- DATA FOR THIS TASK
++++++

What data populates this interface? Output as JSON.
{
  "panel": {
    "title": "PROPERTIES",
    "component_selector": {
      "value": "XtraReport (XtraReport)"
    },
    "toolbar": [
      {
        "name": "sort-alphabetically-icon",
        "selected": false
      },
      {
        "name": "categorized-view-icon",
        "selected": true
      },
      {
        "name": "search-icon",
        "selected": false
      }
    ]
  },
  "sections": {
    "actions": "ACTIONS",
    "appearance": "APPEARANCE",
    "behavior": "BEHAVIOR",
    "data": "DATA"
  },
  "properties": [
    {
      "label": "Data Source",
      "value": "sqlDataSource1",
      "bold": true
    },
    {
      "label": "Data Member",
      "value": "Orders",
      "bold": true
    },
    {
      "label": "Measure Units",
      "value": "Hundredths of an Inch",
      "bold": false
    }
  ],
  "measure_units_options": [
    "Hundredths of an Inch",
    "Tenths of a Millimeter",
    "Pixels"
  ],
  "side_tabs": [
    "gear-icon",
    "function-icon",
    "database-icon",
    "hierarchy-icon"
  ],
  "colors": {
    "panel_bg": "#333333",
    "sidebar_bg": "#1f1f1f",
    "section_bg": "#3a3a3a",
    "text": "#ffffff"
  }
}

++++++

- GIVEN TASK
Take the entries above and transcribe them exactly.

- REPLY TO THE TASK
What data populates this interface? Output as JSON.
{
  "panel": {
    "title": "PROPERTIES",
    "component_selector": {
      "value": "XtraReport (XtraReport)"
    },
    "toolbar": [
      {
        "name": "sort-alphabetically-icon",
        "selected": false
      },
      {
        "name": "categorized-view-icon",
        "selected": true
      },
      {
        "name": "search-icon",
        "selected": false
      }
    ]
  },
  "sections": {
    "actions": "ACTIONS",
    "appearance": "APPEARANCE",
    "behavior": "BEHAVIOR",
    "data": "DATA"
  },
  "properties": [
    {
      "label": "Data Source",
      "value": "sqlDataSource1",
      "bold": true
    },
    {
      "label": "Data Member",
      "value": "Orders",
      "bold": true
    },
    {
      "label": "Measure Units",
      "value": "Hundredths of an Inch",
      "bold": false
    }
  ],
  "measure_units_options": [
    "Hundredths of an Inch",
    "Tenths of a Millimeter",
    "Pixels"
  ],
  "side_tabs": [
    "gear-icon",
    "function-icon",
    "database-icon",
    "hierarchy-icon"
  ],
  "colors": {
    "panel_bg": "#333333",
    "sidebar_bg": "#1f1f1f",
    "section_bg": "#3a3a3a",
    "text": "#ffffff"
  }
}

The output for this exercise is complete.